(Stored data entries)
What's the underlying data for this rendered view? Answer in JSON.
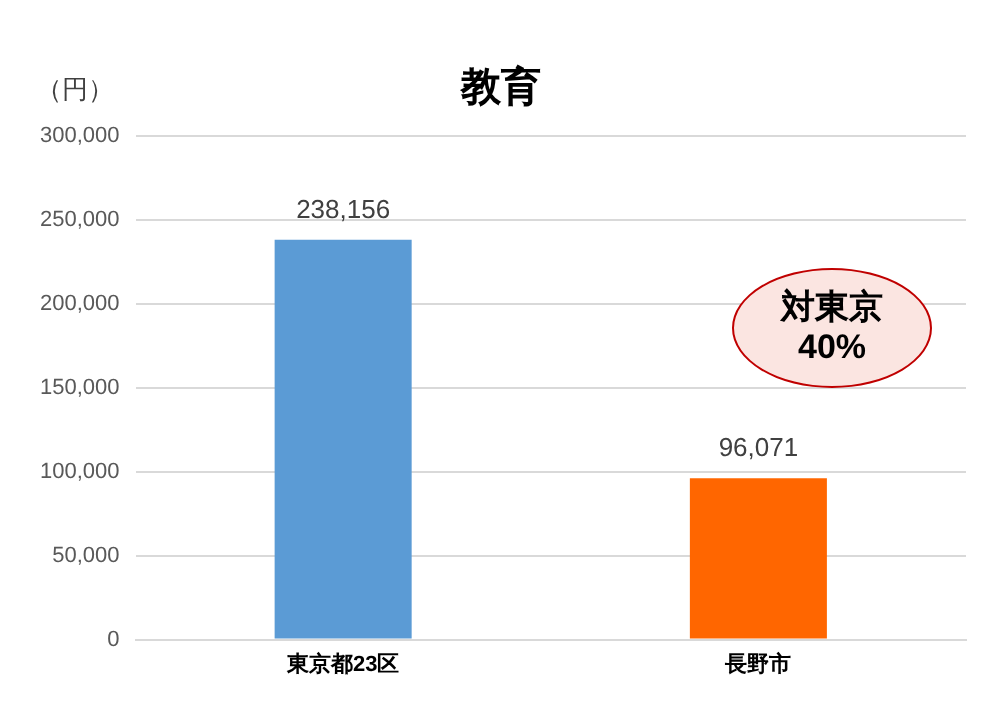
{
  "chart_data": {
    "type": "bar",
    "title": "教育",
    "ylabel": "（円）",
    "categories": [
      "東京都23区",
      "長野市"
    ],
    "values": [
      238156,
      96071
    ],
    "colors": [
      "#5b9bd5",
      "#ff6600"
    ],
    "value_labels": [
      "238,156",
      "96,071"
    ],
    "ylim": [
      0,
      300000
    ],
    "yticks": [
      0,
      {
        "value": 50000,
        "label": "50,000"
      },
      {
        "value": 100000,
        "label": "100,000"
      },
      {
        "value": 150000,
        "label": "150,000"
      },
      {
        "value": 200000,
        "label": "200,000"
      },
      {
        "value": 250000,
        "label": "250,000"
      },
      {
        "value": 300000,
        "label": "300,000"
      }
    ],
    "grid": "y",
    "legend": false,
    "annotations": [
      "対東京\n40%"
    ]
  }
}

==

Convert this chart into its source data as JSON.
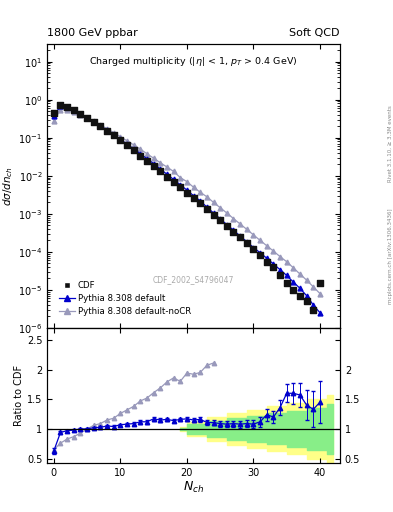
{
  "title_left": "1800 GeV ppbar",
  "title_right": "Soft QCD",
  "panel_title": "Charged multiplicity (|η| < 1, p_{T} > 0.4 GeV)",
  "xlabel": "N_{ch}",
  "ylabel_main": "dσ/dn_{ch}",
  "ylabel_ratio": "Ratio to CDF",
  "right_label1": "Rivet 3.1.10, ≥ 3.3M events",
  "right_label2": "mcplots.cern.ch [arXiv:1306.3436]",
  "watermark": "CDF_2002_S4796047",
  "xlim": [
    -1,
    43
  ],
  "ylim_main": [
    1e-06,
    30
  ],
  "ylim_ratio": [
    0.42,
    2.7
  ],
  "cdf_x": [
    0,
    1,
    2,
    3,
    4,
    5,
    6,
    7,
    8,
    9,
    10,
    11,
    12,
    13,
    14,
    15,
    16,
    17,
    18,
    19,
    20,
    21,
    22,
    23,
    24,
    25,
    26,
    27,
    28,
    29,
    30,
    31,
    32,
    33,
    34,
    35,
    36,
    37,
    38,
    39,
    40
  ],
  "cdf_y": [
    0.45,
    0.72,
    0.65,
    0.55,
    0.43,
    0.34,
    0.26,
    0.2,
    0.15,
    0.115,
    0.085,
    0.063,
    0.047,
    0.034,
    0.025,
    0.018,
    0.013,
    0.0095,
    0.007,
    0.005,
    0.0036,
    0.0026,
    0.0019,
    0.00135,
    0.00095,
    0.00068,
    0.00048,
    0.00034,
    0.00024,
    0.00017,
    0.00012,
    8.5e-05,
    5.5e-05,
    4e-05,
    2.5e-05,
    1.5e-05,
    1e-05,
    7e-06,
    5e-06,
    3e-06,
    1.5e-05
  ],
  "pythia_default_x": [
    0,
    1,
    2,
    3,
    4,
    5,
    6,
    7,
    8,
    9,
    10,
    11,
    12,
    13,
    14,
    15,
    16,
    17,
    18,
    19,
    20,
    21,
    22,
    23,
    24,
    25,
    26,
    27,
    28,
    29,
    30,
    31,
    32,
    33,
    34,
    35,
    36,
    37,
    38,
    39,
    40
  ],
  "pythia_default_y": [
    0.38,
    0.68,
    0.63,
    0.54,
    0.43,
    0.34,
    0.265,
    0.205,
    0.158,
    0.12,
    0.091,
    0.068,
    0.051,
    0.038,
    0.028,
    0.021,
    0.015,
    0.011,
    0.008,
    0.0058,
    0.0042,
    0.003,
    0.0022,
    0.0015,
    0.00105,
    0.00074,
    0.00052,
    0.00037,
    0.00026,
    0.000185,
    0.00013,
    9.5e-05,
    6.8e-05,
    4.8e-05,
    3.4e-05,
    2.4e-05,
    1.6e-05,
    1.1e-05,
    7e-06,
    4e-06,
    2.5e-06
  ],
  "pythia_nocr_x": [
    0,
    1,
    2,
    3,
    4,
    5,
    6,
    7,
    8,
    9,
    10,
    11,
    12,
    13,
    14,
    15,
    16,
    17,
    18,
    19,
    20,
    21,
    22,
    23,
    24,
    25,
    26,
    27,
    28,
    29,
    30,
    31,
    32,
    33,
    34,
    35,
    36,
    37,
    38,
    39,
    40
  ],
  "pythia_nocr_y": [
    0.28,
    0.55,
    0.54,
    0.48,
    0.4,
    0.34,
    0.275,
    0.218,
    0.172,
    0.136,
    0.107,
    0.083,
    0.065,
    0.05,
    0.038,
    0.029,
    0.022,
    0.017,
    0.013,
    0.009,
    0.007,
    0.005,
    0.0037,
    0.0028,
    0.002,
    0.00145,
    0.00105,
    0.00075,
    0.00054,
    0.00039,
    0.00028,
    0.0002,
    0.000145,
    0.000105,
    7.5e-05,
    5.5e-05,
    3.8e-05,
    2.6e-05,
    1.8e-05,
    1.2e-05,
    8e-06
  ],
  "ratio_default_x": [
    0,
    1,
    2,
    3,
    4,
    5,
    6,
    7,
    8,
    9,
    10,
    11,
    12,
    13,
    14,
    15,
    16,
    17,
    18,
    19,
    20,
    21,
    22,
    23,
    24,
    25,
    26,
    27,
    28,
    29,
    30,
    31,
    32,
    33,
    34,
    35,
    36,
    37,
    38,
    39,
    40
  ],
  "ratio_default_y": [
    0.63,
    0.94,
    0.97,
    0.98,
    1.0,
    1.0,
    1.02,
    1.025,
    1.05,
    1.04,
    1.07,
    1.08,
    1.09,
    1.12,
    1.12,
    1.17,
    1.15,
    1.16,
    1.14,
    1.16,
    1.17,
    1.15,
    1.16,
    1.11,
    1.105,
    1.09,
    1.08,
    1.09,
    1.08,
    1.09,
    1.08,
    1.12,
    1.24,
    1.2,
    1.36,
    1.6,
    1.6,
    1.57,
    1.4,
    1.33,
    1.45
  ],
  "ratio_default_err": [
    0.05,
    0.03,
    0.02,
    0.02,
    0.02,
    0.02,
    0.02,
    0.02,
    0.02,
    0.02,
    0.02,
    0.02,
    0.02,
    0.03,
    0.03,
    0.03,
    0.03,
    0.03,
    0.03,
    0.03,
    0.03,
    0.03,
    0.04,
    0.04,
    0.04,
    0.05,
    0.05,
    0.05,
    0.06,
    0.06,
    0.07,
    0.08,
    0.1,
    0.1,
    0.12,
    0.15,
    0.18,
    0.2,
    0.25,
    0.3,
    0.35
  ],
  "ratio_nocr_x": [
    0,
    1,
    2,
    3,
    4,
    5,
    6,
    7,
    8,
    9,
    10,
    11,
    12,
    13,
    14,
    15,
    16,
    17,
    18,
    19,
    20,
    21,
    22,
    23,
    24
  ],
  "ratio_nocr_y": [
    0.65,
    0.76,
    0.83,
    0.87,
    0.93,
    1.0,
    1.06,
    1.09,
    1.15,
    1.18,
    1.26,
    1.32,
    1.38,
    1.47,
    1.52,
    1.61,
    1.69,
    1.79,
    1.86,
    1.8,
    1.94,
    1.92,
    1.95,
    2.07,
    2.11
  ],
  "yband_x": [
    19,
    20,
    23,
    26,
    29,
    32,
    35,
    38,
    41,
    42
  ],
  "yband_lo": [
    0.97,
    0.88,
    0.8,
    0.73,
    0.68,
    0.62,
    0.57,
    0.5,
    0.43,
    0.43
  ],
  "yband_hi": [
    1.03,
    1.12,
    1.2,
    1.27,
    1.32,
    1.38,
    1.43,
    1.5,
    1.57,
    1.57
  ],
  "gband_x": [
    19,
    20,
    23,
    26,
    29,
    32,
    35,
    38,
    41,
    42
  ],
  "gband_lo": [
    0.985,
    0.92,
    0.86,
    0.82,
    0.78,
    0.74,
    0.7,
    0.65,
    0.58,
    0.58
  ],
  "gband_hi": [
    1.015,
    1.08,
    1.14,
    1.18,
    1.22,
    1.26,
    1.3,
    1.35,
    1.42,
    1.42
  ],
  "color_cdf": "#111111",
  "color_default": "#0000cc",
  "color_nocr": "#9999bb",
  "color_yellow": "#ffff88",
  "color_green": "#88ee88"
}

...

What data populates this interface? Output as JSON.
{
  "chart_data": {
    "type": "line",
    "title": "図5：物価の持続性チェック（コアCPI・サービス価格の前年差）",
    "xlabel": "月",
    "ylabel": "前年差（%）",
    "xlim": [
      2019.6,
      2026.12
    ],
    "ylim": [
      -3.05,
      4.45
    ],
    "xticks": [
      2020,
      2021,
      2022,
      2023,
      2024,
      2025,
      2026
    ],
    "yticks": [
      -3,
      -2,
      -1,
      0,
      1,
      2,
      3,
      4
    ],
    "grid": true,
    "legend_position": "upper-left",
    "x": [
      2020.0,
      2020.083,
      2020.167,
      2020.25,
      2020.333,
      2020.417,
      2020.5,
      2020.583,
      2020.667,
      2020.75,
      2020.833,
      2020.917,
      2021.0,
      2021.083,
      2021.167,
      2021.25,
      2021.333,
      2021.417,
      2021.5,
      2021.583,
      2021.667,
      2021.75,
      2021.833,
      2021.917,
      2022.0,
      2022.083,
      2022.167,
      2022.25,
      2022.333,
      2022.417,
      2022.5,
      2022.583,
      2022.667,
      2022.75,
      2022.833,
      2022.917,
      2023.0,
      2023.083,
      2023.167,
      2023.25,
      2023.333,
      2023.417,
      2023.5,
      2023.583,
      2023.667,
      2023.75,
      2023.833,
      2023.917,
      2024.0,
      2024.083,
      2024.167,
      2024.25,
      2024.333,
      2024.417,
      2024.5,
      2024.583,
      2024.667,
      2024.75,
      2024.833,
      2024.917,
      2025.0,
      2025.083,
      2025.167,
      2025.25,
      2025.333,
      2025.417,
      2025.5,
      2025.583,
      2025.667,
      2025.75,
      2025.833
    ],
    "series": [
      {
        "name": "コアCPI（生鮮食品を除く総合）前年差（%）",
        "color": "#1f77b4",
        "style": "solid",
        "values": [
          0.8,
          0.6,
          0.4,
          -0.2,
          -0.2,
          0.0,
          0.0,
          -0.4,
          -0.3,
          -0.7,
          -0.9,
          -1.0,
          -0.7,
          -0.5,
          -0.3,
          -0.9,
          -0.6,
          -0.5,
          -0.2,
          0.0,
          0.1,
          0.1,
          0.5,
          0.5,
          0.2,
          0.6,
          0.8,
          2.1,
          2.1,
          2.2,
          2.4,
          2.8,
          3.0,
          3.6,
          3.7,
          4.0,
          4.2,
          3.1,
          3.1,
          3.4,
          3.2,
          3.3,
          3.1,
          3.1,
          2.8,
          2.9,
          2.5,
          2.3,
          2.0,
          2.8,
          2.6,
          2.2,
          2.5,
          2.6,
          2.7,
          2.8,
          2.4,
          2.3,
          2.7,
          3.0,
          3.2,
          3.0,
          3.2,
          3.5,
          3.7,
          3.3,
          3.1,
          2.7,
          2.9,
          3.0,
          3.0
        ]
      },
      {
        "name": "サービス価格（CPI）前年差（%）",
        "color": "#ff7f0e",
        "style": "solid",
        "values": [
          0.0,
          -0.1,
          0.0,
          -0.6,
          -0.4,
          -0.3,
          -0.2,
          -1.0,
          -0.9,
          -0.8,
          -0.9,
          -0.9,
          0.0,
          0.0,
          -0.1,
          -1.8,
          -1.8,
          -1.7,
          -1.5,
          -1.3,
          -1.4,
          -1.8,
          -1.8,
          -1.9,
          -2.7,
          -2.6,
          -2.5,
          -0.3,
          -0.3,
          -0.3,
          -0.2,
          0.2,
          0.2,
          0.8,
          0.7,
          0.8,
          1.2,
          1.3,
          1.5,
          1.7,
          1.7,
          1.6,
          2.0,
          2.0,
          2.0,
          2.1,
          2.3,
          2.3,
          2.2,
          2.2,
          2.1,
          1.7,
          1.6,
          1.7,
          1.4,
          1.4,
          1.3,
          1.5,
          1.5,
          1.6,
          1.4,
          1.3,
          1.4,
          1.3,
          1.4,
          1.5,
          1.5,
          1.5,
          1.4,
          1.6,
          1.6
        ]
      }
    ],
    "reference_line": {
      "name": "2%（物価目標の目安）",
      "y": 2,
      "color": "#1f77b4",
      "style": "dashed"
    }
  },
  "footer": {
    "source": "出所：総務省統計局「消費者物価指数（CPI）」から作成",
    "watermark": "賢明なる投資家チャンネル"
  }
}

• AIM: Consider the entries above and return each line with the string "name".

• COMPLETED TASK:
        "name": "コアCPI（生鮮食品を除く総合）前年差（%）",
        "name": "サービス価格（CPI）前年差（%）",
      "name": "2%（物価目標の目安）",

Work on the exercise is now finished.